== Stated exercise ==
For each line of the data below that holds "this", copy the line.

== Records supplied ==
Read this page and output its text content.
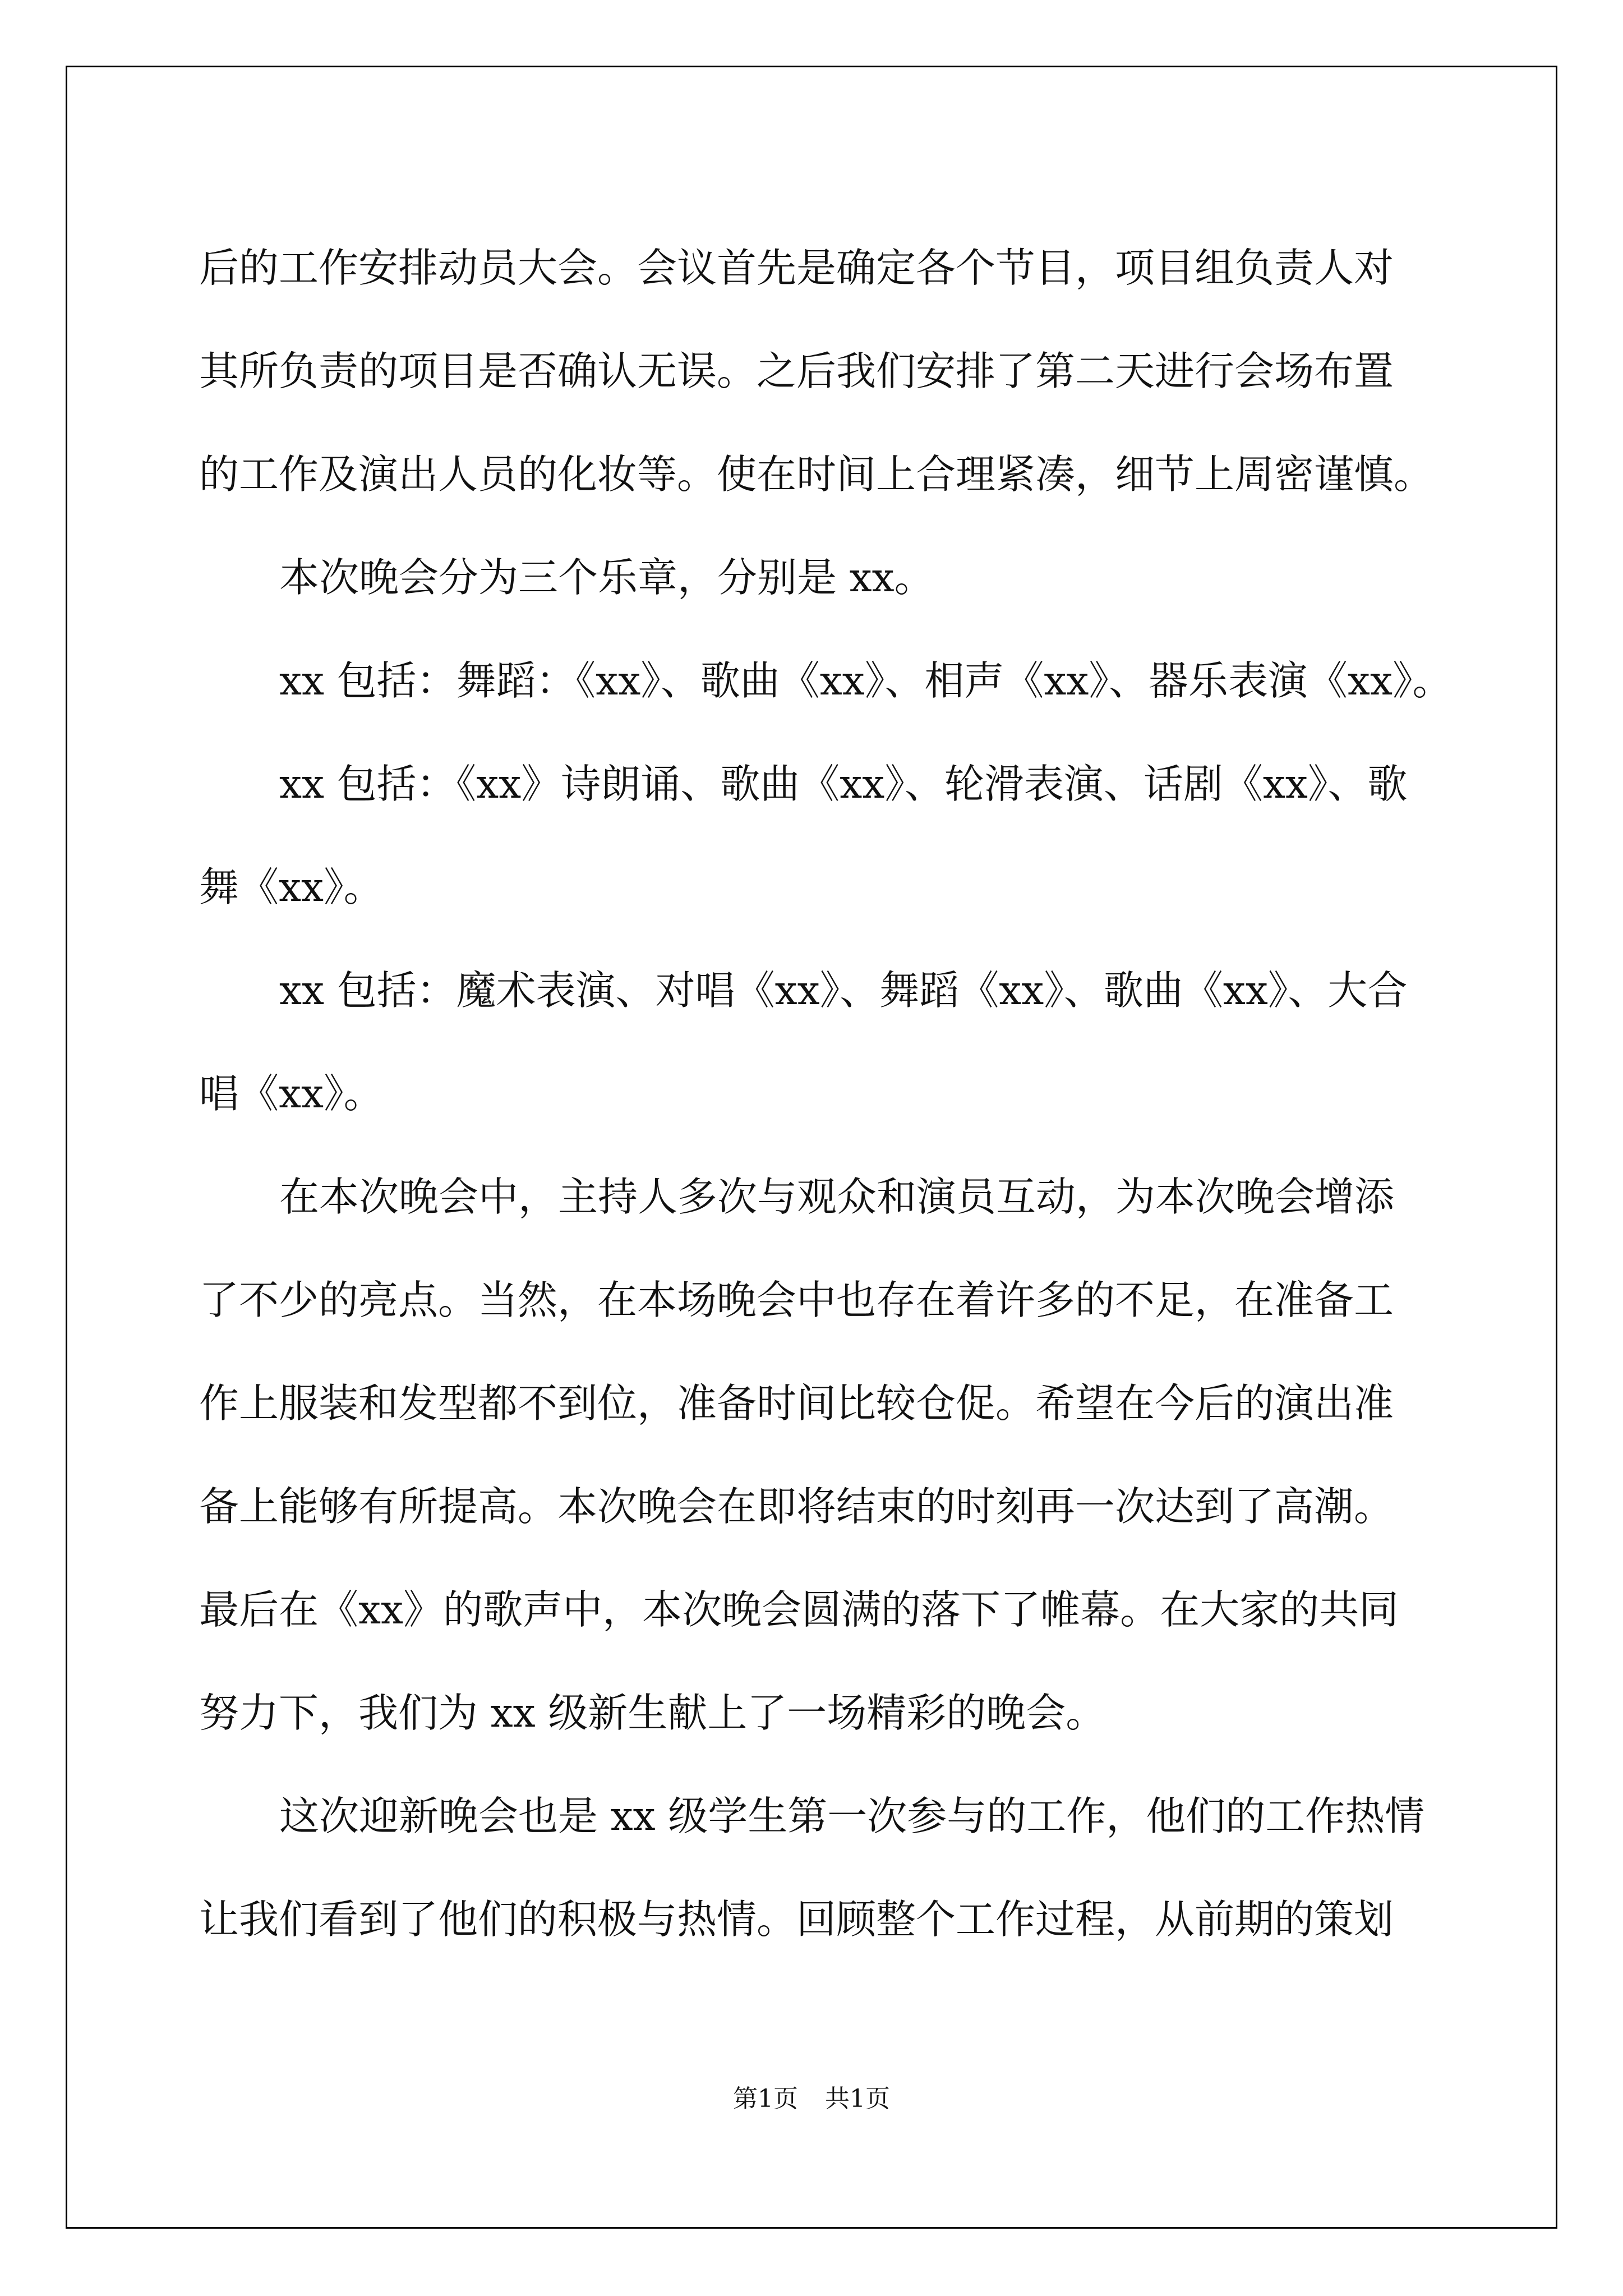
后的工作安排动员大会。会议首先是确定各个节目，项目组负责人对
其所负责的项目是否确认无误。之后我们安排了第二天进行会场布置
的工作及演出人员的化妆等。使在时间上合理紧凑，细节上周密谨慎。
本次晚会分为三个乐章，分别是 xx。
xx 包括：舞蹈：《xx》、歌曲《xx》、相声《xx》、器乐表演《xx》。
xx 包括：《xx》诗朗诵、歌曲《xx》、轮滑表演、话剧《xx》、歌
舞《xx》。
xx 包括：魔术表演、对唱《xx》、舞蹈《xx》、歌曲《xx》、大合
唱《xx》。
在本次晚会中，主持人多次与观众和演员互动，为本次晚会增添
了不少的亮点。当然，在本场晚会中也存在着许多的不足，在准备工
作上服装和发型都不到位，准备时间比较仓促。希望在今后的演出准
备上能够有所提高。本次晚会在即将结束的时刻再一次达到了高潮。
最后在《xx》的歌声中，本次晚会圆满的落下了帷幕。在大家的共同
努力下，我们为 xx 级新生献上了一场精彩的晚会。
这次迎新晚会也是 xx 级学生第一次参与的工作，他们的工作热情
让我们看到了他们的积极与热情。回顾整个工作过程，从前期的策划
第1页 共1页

...

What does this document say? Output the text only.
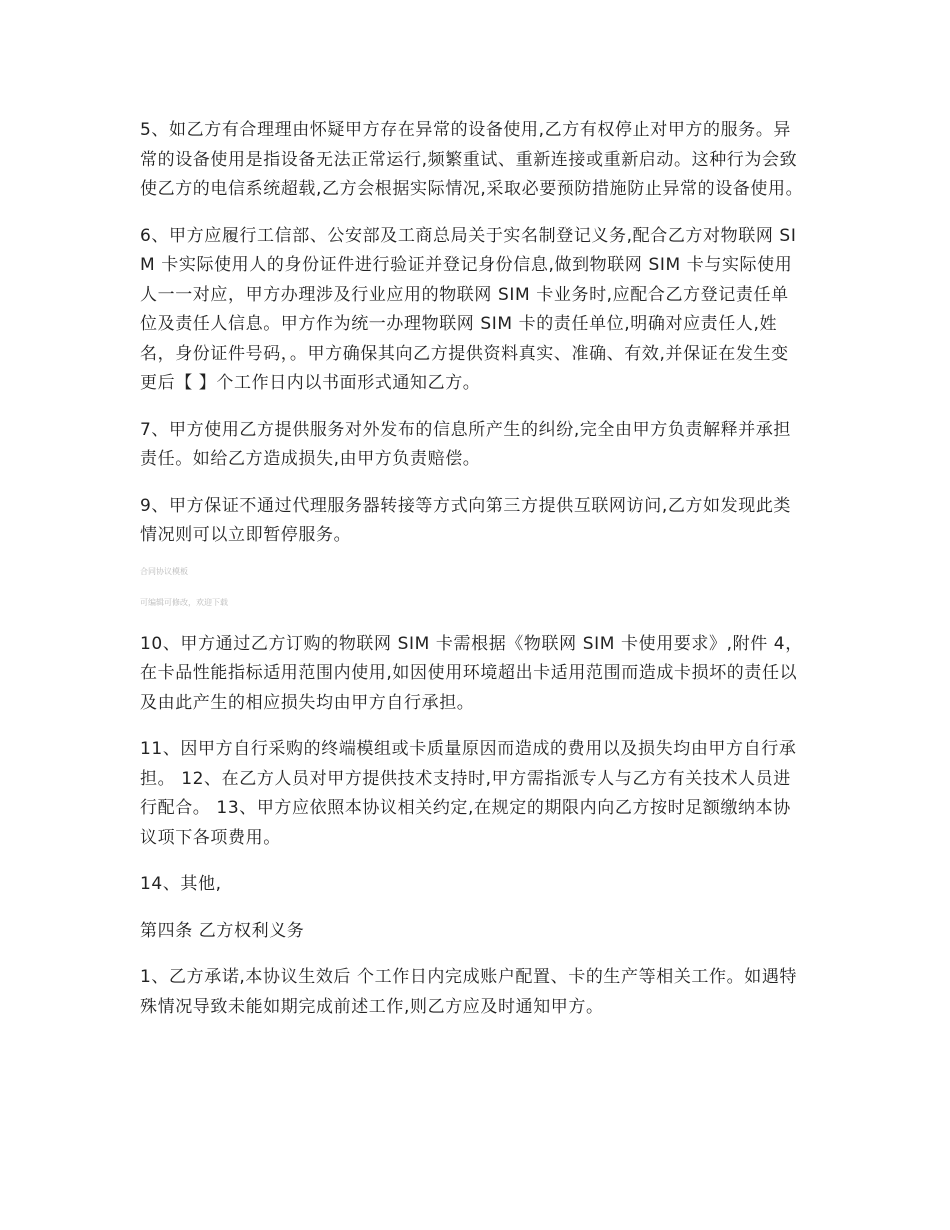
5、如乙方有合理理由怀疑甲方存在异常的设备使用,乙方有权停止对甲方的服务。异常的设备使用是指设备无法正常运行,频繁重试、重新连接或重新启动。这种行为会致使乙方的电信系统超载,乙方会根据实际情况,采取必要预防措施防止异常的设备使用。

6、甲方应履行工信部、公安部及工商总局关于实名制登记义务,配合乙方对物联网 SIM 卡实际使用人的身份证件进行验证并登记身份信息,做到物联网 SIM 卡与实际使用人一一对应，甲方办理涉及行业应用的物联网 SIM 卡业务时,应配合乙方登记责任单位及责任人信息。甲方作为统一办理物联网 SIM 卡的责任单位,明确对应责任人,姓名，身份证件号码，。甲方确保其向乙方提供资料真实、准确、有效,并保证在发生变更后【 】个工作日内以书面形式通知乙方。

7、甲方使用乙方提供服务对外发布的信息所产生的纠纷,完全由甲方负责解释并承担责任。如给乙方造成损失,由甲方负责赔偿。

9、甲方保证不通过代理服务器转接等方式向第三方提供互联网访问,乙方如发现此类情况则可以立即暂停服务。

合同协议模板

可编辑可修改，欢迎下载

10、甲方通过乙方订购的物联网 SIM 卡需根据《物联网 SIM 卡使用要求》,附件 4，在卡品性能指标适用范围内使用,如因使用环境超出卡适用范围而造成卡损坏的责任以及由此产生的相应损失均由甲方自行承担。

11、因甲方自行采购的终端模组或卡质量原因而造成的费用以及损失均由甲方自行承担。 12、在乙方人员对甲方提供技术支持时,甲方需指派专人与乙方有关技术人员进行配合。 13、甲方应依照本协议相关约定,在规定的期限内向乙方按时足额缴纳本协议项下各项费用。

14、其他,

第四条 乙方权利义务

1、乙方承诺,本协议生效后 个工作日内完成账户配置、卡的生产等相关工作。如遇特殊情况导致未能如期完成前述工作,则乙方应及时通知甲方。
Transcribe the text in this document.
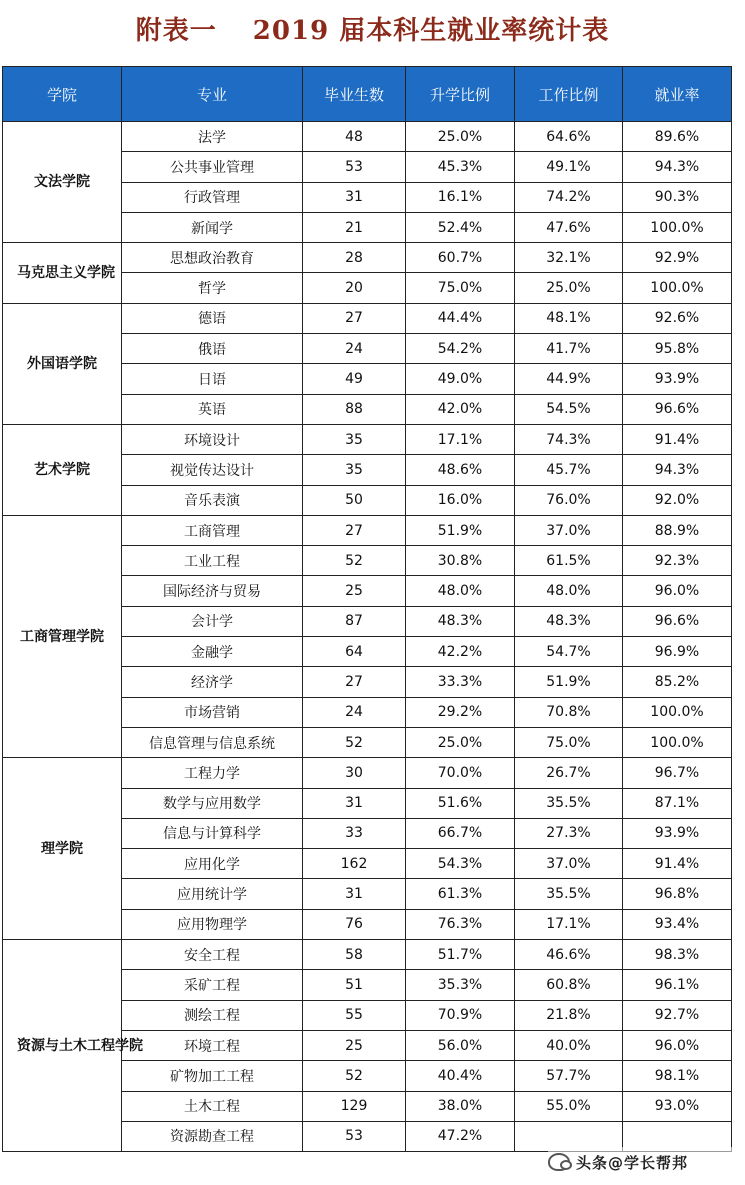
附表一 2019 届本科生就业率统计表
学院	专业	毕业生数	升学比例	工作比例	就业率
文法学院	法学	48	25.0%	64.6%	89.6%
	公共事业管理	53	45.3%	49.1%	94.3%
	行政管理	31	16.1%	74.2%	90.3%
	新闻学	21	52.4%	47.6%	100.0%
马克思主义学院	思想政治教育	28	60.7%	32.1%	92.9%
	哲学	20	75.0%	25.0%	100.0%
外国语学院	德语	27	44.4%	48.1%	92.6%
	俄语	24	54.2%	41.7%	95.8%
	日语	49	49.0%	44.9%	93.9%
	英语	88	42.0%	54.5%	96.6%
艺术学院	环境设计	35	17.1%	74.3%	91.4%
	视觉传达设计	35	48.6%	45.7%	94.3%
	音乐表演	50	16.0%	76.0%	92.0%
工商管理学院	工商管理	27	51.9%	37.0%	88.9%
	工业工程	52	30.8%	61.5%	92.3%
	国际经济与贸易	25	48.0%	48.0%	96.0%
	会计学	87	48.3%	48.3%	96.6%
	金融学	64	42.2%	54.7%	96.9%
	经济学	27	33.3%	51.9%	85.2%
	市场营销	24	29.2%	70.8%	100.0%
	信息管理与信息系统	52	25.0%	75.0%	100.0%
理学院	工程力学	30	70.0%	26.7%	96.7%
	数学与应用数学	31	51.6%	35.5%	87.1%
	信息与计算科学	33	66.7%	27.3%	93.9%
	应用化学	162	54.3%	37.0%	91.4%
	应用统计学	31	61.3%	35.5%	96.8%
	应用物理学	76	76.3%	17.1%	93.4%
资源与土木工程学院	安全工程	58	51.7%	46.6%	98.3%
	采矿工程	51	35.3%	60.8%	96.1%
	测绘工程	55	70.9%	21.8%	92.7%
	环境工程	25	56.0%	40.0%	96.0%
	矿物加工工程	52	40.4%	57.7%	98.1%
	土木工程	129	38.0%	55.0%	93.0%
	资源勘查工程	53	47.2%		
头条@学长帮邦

== The response ==
Read this page and output its text content.
What does this document say? Output the text only.
Transcribe the text in this document.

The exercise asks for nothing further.